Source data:
## begin

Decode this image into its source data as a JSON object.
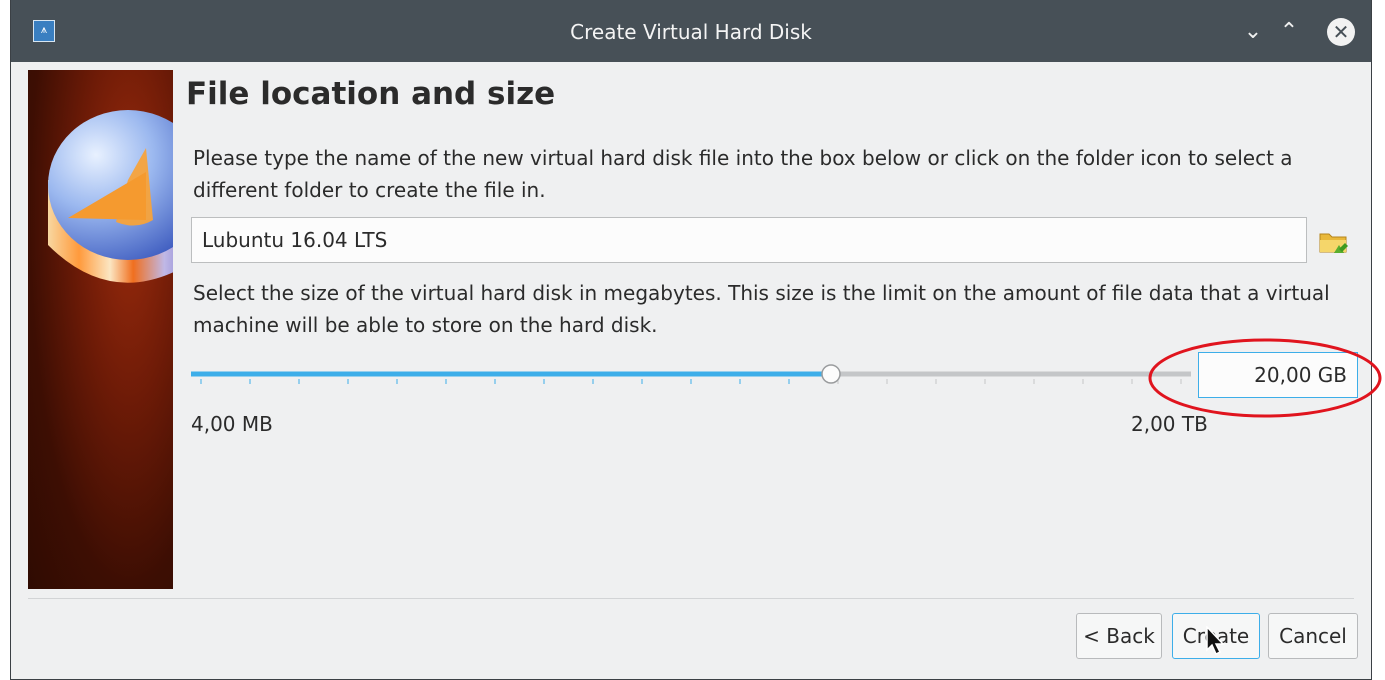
{
  "window": {
    "title": "Create Virtual Hard Disk",
    "controls": {
      "minimize": "⌄",
      "maximize": "⌃",
      "close": "✕"
    }
  },
  "page": {
    "heading": "File location and size",
    "file_instructions": "Please type the name of the new virtual hard disk file into the box below or click on the folder icon to select a different folder to create the file in.",
    "file_name_value": "Lubuntu 16.04 LTS",
    "size_instructions": "Select the size of the virtual hard disk in megabytes. This size is the limit on the amount of file data that a virtual machine will be able to store on the hard disk.",
    "slider": {
      "min_label": "4,00 MB",
      "max_label": "2,00 TB",
      "position_fraction": 0.64
    },
    "size_value": "20,00 GB"
  },
  "buttons": {
    "back": "< Back",
    "create": "Create",
    "cancel": "Cancel"
  },
  "colors": {
    "titlebar": "#475057",
    "accent": "#3daee9",
    "annotation": "#e0141e",
    "banner_dark": "#3d0e03"
  },
  "icons": {
    "folder": "folder-open-icon",
    "app": "virtualbox-icon"
  }
}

## end

Do this
Go through the listing above and return every line where the word "into" occurs.

Expected answer
Decode this image into its source data as a JSON object.
    "file_instructions": "Please type the name of the new virtual hard disk file into the box below or click on the folder icon to select a different folder to create the file in.",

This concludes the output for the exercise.